EXERCISE DIRECTIONS: Copy each line of the records that holds the string "frame".

RECORDS PROVIDED:
· · ·

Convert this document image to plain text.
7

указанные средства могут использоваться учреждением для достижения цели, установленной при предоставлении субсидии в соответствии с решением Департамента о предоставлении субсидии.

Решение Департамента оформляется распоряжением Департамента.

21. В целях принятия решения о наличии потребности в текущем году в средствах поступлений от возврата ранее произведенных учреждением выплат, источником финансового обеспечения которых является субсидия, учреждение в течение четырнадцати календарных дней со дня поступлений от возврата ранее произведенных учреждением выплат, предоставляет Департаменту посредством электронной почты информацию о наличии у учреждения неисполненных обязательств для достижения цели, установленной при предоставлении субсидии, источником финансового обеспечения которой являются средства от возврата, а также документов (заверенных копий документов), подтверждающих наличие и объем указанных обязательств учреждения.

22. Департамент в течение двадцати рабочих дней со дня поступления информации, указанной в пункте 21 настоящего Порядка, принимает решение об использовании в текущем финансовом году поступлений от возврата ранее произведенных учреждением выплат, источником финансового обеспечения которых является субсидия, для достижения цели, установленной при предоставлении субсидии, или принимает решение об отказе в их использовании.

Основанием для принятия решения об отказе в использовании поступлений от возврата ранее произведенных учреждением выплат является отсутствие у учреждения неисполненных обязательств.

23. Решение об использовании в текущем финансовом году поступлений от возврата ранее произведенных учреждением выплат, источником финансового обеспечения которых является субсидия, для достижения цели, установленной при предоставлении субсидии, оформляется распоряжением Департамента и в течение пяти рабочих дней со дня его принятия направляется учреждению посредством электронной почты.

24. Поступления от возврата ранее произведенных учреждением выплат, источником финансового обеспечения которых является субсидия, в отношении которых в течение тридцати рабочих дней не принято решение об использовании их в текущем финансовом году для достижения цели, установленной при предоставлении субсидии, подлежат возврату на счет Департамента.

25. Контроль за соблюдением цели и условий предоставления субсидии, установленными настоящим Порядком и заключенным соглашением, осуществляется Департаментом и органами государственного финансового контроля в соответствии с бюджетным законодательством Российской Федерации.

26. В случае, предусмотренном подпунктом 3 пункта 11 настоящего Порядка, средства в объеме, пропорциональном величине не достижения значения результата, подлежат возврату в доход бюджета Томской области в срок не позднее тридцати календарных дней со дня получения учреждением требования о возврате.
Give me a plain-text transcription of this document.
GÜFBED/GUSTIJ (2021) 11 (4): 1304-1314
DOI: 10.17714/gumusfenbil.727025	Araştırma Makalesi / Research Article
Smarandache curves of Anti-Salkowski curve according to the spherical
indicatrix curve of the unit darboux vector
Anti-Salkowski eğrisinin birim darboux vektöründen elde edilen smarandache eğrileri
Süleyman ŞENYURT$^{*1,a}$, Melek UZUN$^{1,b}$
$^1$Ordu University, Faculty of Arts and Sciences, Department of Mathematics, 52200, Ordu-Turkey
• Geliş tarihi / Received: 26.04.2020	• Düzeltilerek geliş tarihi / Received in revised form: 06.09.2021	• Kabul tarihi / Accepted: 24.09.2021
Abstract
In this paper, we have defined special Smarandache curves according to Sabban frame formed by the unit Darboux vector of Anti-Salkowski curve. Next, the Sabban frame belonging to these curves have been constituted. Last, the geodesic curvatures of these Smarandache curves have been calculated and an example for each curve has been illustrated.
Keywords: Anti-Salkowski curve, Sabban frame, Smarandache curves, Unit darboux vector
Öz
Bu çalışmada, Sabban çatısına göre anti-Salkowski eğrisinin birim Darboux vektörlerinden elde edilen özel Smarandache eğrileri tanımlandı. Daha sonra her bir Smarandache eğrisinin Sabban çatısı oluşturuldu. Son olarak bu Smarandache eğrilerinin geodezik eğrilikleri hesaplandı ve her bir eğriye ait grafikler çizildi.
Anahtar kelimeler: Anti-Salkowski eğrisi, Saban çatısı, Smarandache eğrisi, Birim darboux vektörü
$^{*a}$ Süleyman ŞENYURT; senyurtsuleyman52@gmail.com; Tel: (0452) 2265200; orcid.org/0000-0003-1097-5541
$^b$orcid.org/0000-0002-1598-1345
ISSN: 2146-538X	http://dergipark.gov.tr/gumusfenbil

· · ·

FULL ANSWER:
In this paper, we have defined special Smarandache curves according to Sabban frame formed by the unit Darboux vector of Anti-Salkowski curve. Next, the Sabban frame belonging to these curves have been constituted. Last, the geodesic curvatures of these Smarandache curves have been calculated and an example for each curve has been illustrated.
Keywords: Anti-Salkowski curve, Sabban frame, Smarandache curves, Unit darboux vector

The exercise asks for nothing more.